### [Given exercise]
Copy all of the material exactly. Pictures are not to appear in the copy.

Start of Data supplied

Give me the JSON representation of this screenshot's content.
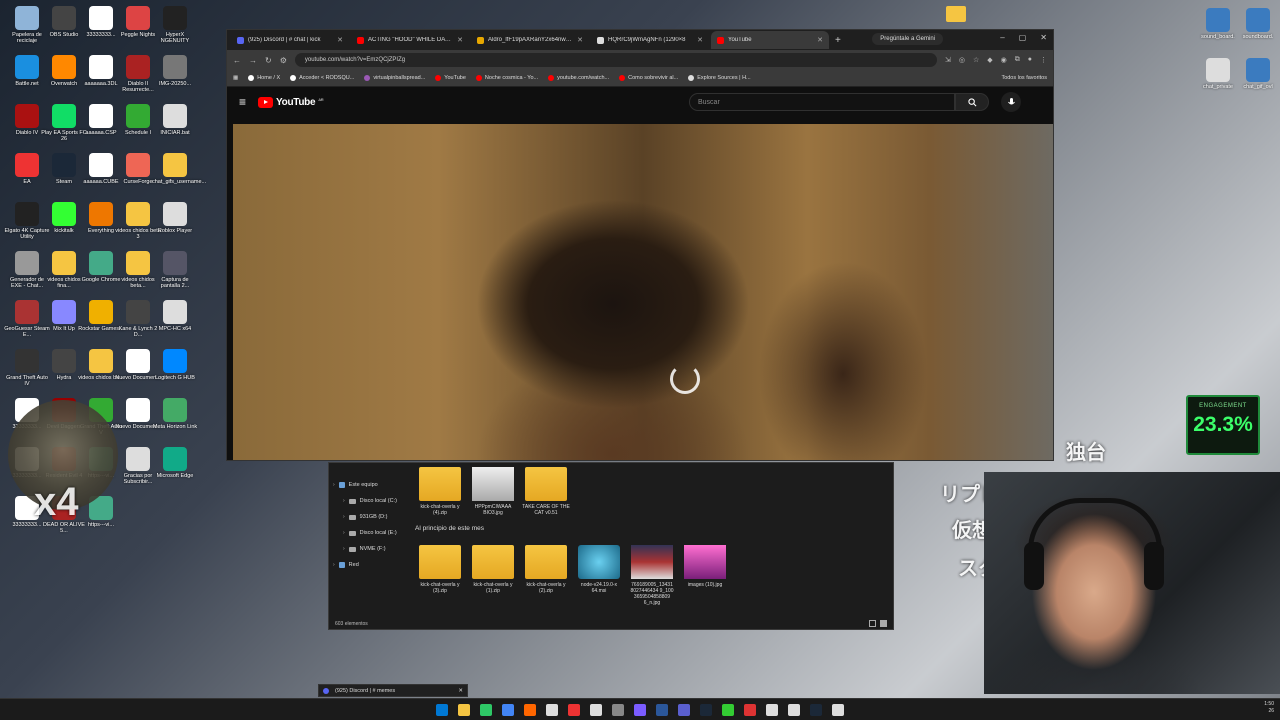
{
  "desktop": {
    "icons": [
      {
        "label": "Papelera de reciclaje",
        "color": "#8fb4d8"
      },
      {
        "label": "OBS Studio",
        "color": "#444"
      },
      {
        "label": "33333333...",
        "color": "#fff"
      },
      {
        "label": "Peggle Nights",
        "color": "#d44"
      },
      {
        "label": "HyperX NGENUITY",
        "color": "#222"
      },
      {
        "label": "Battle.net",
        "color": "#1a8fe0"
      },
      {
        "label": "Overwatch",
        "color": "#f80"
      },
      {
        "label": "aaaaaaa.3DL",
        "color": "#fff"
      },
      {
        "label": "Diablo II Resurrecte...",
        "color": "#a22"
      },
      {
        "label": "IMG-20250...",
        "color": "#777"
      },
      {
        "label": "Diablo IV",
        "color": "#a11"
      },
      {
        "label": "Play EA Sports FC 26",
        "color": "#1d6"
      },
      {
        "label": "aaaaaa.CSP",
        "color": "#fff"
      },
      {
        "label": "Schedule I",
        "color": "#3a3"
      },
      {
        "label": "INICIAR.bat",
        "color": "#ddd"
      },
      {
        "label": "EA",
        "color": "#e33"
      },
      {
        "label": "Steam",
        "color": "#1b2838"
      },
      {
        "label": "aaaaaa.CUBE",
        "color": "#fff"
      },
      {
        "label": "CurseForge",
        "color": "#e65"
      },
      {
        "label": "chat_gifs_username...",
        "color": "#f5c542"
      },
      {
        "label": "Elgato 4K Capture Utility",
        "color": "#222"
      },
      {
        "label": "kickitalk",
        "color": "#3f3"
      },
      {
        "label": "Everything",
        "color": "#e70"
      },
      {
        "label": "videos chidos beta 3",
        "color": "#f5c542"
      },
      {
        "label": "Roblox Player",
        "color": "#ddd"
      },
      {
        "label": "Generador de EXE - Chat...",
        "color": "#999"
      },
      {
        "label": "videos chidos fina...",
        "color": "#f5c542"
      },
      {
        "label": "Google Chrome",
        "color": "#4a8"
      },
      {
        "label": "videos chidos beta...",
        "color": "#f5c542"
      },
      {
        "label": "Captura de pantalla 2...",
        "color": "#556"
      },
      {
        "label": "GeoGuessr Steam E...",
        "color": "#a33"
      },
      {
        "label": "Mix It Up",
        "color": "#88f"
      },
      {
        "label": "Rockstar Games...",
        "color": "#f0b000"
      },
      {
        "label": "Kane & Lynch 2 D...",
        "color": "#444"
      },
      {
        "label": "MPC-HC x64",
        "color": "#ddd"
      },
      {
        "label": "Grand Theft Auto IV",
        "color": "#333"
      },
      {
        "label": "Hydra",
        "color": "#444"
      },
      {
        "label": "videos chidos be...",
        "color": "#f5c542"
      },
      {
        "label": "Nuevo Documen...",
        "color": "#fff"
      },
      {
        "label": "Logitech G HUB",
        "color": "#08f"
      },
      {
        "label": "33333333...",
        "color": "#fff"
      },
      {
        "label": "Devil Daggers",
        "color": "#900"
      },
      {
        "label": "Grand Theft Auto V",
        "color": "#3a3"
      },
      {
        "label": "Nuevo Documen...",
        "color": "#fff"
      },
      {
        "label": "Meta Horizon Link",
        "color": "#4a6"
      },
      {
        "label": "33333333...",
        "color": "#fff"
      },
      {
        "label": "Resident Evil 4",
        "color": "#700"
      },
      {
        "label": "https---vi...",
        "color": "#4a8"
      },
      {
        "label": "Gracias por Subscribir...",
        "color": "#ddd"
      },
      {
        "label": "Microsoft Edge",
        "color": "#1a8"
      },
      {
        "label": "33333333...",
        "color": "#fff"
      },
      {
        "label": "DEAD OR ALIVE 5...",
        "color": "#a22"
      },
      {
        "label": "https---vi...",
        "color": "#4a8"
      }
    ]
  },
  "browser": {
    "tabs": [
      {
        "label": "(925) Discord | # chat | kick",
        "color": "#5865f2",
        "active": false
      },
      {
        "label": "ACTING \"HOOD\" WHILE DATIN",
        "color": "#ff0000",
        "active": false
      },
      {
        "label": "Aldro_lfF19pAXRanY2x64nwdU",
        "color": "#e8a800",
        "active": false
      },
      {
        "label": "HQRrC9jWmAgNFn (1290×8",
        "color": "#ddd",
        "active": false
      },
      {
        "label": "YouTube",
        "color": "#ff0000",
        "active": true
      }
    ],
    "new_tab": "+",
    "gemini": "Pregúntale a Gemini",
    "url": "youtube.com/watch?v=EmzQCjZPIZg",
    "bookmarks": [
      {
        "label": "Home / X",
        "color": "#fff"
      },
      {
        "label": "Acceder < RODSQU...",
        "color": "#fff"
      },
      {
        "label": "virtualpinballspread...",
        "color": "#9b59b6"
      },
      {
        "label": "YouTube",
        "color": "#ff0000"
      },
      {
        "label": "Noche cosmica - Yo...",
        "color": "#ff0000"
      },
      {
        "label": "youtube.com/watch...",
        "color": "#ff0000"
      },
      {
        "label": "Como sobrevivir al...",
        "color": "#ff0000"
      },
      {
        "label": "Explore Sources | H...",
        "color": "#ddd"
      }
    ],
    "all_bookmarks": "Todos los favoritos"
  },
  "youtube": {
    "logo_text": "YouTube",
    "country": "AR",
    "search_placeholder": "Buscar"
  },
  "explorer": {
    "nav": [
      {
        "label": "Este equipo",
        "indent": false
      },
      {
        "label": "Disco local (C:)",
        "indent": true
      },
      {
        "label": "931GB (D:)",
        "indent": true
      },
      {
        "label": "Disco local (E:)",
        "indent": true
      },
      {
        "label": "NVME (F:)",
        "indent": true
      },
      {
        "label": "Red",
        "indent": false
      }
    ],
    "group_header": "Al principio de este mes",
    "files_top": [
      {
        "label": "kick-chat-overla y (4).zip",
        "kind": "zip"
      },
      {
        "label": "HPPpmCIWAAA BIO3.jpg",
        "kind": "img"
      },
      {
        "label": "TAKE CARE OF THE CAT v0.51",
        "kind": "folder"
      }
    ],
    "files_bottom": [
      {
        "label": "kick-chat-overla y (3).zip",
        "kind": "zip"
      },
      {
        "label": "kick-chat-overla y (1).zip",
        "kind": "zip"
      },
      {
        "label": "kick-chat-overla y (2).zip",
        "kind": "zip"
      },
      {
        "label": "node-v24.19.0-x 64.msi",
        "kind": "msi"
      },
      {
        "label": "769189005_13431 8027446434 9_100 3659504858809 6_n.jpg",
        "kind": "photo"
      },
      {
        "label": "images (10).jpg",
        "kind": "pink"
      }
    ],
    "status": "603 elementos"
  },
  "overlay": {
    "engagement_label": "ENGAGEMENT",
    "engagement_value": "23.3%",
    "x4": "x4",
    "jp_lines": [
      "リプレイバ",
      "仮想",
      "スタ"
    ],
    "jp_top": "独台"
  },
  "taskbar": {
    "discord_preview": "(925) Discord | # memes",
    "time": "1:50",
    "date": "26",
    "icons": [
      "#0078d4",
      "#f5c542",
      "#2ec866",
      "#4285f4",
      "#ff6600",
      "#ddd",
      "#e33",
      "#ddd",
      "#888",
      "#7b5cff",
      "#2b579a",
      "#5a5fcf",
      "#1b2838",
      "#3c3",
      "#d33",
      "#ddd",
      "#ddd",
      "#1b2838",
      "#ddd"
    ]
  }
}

End of Data supplied

### [Answer]
Give me the JSON representation of this screenshot's content.
{
  "desktop": {
    "icons": [
      {
        "label": "Papelera de reciclaje",
        "color": "#8fb4d8"
      },
      {
        "label": "OBS Studio",
        "color": "#444"
      },
      {
        "label": "33333333...",
        "color": "#fff"
      },
      {
        "label": "Peggle Nights",
        "color": "#d44"
      },
      {
        "label": "HyperX NGENUITY",
        "color": "#222"
      },
      {
        "label": "Battle.net",
        "color": "#1a8fe0"
      },
      {
        "label": "Overwatch",
        "color": "#f80"
      },
      {
        "label": "aaaaaaa.3DL",
        "color": "#fff"
      },
      {
        "label": "Diablo II Resurrecte...",
        "color": "#a22"
      },
      {
        "label": "IMG-20250...",
        "color": "#777"
      },
      {
        "label": "Diablo IV",
        "color": "#a11"
      },
      {
        "label": "Play EA Sports FC 26",
        "color": "#1d6"
      },
      {
        "label": "aaaaaa.CSP",
        "color": "#fff"
      },
      {
        "label": "Schedule I",
        "color": "#3a3"
      },
      {
        "label": "INICIAR.bat",
        "color": "#ddd"
      },
      {
        "label": "EA",
        "color": "#e33"
      },
      {
        "label": "Steam",
        "color": "#1b2838"
      },
      {
        "label": "aaaaaa.CUBE",
        "color": "#fff"
      },
      {
        "label": "CurseForge",
        "color": "#e65"
      },
      {
        "label": "chat_gifs_username...",
        "color": "#f5c542"
      },
      {
        "label": "Elgato 4K Capture Utility",
        "color": "#222"
      },
      {
        "label": "kickitalk",
        "color": "#3f3"
      },
      {
        "label": "Everything",
        "color": "#e70"
      },
      {
        "label": "videos chidos beta 3",
        "color": "#f5c542"
      },
      {
        "label": "Roblox Player",
        "color": "#ddd"
      },
      {
        "label": "Generador de EXE - Chat...",
        "color": "#999"
      },
      {
        "label": "videos chidos fina...",
        "color": "#f5c542"
      },
      {
        "label": "Google Chrome",
        "color": "#4a8"
      },
      {
        "label": "videos chidos beta...",
        "color": "#f5c542"
      },
      {
        "label": "Captura de pantalla 2...",
        "color": "#556"
      },
      {
        "label": "GeoGuessr Steam E...",
        "color": "#a33"
      },
      {
        "label": "Mix It Up",
        "color": "#88f"
      },
      {
        "label": "Rockstar Games...",
        "color": "#f0b000"
      },
      {
        "label": "Kane & Lynch 2 D...",
        "color": "#444"
      },
      {
        "label": "MPC-HC x64",
        "color": "#ddd"
      },
      {
        "label": "Grand Theft Auto IV",
        "color": "#333"
      },
      {
        "label": "Hydra",
        "color": "#444"
      },
      {
        "label": "videos chidos be...",
        "color": "#f5c542"
      },
      {
        "label": "Nuevo Documen...",
        "color": "#fff"
      },
      {
        "label": "Logitech G HUB",
        "color": "#08f"
      },
      {
        "label": "33333333...",
        "color": "#fff"
      },
      {
        "label": "Devil Daggers",
        "color": "#900"
      },
      {
        "label": "Grand Theft Auto V",
        "color": "#3a3"
      },
      {
        "label": "Nuevo Documen...",
        "color": "#fff"
      },
      {
        "label": "Meta Horizon Link",
        "color": "#4a6"
      },
      {
        "label": "33333333...",
        "color": "#fff"
      },
      {
        "label": "Resident Evil 4",
        "color": "#700"
      },
      {
        "label": "https---vi...",
        "color": "#4a8"
      },
      {
        "label": "Gracias por Subscribir...",
        "color": "#ddd"
      },
      {
        "label": "Microsoft Edge",
        "color": "#1a8"
      },
      {
        "label": "33333333...",
        "color": "#fff"
      },
      {
        "label": "DEAD OR ALIVE 5...",
        "color": "#a22"
      },
      {
        "label": "https---vi...",
        "color": "#4a8"
      }
    ]
  },
  "browser": {
    "tabs": [
      {
        "label": "(925) Discord | # chat | kick",
        "color": "#5865f2",
        "active": false
      },
      {
        "label": "ACTING \"HOOD\" WHILE DATIN",
        "color": "#ff0000",
        "active": false
      },
      {
        "label": "Aldro_lfF19pAXRanY2x64nwdU",
        "color": "#e8a800",
        "active": false
      },
      {
        "label": "HQRrC9jWmAgNFn (1290×8",
        "color": "#ddd",
        "active": false
      },
      {
        "label": "YouTube",
        "color": "#ff0000",
        "active": true
      }
    ],
    "new_tab": "+",
    "gemini": "Pregúntale a Gemini",
    "url": "youtube.com/watch?v=EmzQCjZPIZg",
    "bookmarks": [
      {
        "label": "Home / X",
        "color": "#fff"
      },
      {
        "label": "Acceder < RODSQU...",
        "color": "#fff"
      },
      {
        "label": "virtualpinballspread...",
        "color": "#9b59b6"
      },
      {
        "label": "YouTube",
        "color": "#ff0000"
      },
      {
        "label": "Noche cosmica - Yo...",
        "color": "#ff0000"
      },
      {
        "label": "youtube.com/watch...",
        "color": "#ff0000"
      },
      {
        "label": "Como sobrevivir al...",
        "color": "#ff0000"
      },
      {
        "label": "Explore Sources | H...",
        "color": "#ddd"
      }
    ],
    "all_bookmarks": "Todos los favoritos"
  },
  "youtube": {
    "logo_text": "YouTube",
    "country": "AR",
    "search_placeholder": "Buscar"
  },
  "explorer": {
    "nav": [
      {
        "label": "Este equipo",
        "indent": false
      },
      {
        "label": "Disco local (C:)",
        "indent": true
      },
      {
        "label": "931GB (D:)",
        "indent": true
      },
      {
        "label": "Disco local (E:)",
        "indent": true
      },
      {
        "label": "NVME (F:)",
        "indent": true
      },
      {
        "label": "Red",
        "indent": false
      }
    ],
    "group_header": "Al principio de este mes",
    "files_top": [
      {
        "label": "kick-chat-overla y (4).zip",
        "kind": "zip"
      },
      {
        "label": "HPPpmCIWAAA BIO3.jpg",
        "kind": "img"
      },
      {
        "label": "TAKE CARE OF THE CAT v0.51",
        "kind": "folder"
      }
    ],
    "files_bottom": [
      {
        "label": "kick-chat-overla y (3).zip",
        "kind": "zip"
      },
      {
        "label": "kick-chat-overla y (1).zip",
        "kind": "zip"
      },
      {
        "label": "kick-chat-overla y (2).zip",
        "kind": "zip"
      },
      {
        "label": "node-v24.19.0-x 64.msi",
        "kind": "msi"
      },
      {
        "label": "769189005_13431 8027446434 9_100 3659504858809 6_n.jpg",
        "kind": "photo"
      },
      {
        "label": "images (10).jpg",
        "kind": "pink"
      }
    ],
    "status": "603 elementos"
  },
  "overlay": {
    "engagement_label": "ENGAGEMENT",
    "engagement_value": "23.3%",
    "x4": "x4",
    "jp_lines": [
      "リプレイバ",
      "仮想",
      "スタ"
    ],
    "jp_top": "独台"
  },
  "taskbar": {
    "discord_preview": "(925) Discord | # memes",
    "time": "1:50",
    "date": "26",
    "icons": [
      "#0078d4",
      "#f5c542",
      "#2ec866",
      "#4285f4",
      "#ff6600",
      "#ddd",
      "#e33",
      "#ddd",
      "#888",
      "#7b5cff",
      "#2b579a",
      "#5a5fcf",
      "#1b2838",
      "#3c3",
      "#d33",
      "#ddd",
      "#ddd",
      "#1b2838",
      "#ddd"
    ]
  }
}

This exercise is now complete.